- _Given instruction_
Rewrite the data starting at the line that contains "more-info-link[interactable]: Más información" and ending at the line that contains "message-bubble-outgoing[interactable]: We'll make", with "badge-thumbnails" replaced by "badge-previews" and nothing else changed.
++++
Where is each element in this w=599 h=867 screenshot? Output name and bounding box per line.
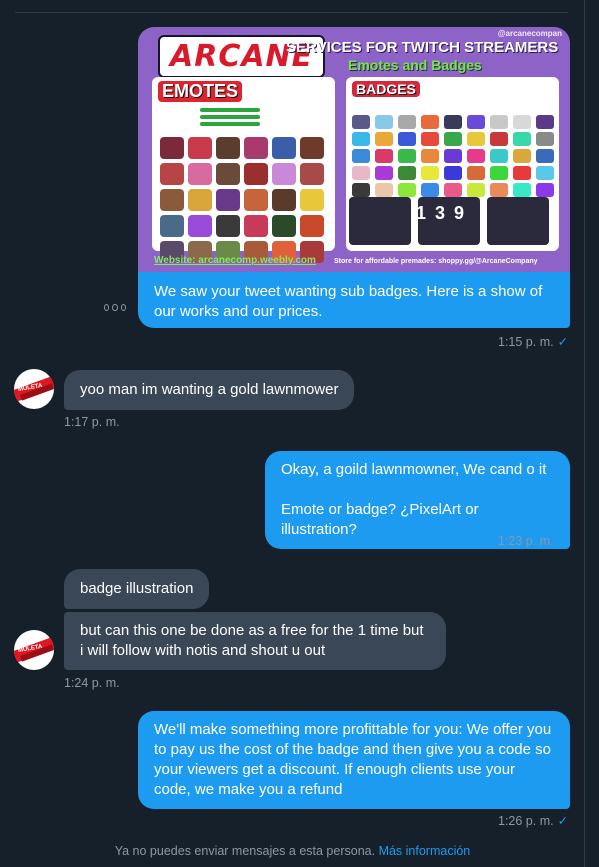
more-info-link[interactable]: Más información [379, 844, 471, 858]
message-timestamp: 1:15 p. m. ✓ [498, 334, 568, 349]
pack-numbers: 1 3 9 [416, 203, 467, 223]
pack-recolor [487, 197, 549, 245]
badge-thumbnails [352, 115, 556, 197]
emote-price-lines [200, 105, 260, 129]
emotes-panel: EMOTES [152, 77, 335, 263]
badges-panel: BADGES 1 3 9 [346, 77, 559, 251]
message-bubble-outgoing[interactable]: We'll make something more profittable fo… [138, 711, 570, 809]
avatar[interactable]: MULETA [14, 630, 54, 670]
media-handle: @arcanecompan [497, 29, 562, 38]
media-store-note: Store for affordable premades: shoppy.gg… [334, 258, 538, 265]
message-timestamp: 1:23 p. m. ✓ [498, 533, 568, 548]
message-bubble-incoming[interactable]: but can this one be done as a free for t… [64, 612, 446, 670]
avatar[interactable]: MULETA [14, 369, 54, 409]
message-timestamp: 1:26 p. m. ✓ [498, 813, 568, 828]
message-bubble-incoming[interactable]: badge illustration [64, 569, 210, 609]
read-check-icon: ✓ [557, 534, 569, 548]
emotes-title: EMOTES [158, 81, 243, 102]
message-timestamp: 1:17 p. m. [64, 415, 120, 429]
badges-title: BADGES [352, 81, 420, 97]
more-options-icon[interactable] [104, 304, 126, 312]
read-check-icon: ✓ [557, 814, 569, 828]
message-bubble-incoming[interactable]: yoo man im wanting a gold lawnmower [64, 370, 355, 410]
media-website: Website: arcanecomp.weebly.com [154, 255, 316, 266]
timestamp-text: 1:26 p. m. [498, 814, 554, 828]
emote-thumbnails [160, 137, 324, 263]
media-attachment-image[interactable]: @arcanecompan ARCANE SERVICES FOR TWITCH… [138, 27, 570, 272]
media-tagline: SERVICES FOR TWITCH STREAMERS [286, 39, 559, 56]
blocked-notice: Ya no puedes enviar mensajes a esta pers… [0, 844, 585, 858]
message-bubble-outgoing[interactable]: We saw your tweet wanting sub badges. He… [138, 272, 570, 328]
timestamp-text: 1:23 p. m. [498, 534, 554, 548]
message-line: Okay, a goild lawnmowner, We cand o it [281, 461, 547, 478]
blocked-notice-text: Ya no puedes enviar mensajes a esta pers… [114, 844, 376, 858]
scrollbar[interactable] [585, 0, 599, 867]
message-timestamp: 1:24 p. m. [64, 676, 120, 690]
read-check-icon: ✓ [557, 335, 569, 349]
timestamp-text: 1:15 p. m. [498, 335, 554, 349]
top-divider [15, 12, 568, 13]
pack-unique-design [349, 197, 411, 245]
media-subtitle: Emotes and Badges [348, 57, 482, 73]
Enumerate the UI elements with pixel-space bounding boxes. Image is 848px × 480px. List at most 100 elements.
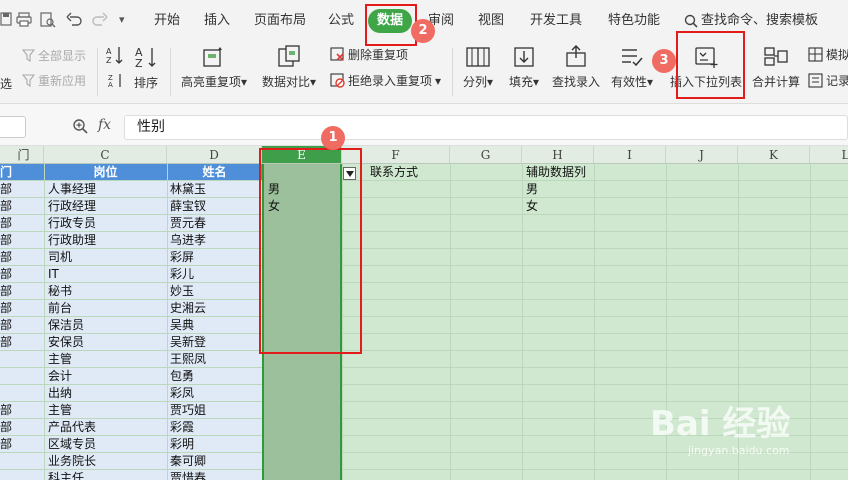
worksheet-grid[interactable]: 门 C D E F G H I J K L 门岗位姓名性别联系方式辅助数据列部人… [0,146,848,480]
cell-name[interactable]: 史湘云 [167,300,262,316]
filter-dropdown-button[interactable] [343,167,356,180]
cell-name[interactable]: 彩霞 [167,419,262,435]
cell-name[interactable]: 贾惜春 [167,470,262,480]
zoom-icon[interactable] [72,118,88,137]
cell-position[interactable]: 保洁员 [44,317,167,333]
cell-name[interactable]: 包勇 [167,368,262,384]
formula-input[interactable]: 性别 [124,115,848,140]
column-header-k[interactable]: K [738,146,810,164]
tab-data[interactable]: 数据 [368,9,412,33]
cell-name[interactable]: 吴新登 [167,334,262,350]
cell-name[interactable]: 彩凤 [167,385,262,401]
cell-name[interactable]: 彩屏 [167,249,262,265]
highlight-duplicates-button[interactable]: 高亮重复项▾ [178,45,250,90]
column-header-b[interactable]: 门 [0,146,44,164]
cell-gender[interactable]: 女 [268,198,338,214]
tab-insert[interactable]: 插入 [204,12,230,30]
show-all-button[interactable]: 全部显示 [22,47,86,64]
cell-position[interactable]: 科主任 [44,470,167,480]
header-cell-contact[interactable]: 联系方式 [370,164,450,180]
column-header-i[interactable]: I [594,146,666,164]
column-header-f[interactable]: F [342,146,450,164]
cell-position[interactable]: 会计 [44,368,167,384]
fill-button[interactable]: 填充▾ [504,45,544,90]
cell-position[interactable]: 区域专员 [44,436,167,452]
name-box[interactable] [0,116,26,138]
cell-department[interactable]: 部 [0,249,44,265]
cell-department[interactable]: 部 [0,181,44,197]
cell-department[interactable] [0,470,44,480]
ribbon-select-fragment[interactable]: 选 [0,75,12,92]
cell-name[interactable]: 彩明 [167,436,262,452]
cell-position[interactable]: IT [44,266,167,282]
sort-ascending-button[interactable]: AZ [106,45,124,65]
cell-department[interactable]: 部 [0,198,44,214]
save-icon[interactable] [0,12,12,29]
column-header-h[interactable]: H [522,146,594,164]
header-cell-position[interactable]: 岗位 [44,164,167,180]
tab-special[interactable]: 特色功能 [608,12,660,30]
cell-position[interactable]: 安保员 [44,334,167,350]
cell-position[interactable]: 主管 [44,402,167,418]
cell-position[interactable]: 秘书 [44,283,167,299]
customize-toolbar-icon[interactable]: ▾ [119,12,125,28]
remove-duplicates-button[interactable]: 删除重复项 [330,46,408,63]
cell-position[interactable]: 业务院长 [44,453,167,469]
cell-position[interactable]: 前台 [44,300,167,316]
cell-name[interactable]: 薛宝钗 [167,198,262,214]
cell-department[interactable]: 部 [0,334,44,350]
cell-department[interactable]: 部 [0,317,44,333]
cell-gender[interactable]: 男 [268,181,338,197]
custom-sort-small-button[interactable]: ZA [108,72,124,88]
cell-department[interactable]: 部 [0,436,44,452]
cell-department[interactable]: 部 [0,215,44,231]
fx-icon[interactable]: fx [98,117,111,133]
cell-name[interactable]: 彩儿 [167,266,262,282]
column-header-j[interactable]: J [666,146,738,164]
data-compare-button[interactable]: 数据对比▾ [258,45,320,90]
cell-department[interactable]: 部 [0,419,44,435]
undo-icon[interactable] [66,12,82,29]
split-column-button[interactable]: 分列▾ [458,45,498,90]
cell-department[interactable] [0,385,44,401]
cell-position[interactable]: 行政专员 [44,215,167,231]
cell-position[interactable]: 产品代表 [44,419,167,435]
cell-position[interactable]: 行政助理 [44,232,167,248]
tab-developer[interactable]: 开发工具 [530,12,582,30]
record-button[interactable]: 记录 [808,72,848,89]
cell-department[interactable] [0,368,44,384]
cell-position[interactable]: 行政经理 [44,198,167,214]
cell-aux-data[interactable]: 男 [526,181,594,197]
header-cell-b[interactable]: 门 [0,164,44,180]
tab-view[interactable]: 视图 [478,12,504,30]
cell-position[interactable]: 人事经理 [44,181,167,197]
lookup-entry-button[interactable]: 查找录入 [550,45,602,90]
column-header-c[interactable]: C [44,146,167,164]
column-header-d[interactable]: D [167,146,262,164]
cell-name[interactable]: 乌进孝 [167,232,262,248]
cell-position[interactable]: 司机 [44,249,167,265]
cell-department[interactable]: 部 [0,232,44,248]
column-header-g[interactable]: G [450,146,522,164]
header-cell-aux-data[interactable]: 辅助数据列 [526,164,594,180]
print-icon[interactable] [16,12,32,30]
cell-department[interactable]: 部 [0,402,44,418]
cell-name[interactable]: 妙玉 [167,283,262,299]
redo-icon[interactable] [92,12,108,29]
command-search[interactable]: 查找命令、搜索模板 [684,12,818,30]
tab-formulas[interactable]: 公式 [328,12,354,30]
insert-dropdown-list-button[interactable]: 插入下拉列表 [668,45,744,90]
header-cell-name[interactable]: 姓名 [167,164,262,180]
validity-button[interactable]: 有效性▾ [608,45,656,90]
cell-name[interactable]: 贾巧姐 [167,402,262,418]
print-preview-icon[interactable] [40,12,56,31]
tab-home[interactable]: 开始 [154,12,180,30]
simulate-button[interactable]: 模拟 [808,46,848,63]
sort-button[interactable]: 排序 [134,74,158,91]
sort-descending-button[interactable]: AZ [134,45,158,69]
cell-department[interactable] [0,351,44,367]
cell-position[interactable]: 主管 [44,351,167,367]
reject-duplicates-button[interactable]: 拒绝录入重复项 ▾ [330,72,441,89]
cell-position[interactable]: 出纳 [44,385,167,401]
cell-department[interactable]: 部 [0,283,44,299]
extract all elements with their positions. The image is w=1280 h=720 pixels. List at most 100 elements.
++++
- _Result for this exercise_
more-info-link[interactable]: Más información [379, 844, 471, 858]
message-timestamp: 1:15 p. m. ✓ [498, 334, 568, 349]
pack-numbers: 1 3 9 [416, 203, 467, 223]
pack-recolor [487, 197, 549, 245]
badge-previews [352, 115, 556, 197]
emote-price-lines [200, 105, 260, 129]
emotes-panel: EMOTES [152, 77, 335, 263]
badges-panel: BADGES 1 3 9 [346, 77, 559, 251]
message-bubble-outgoing[interactable]: We'll make something more profittable fo… [138, 711, 570, 809]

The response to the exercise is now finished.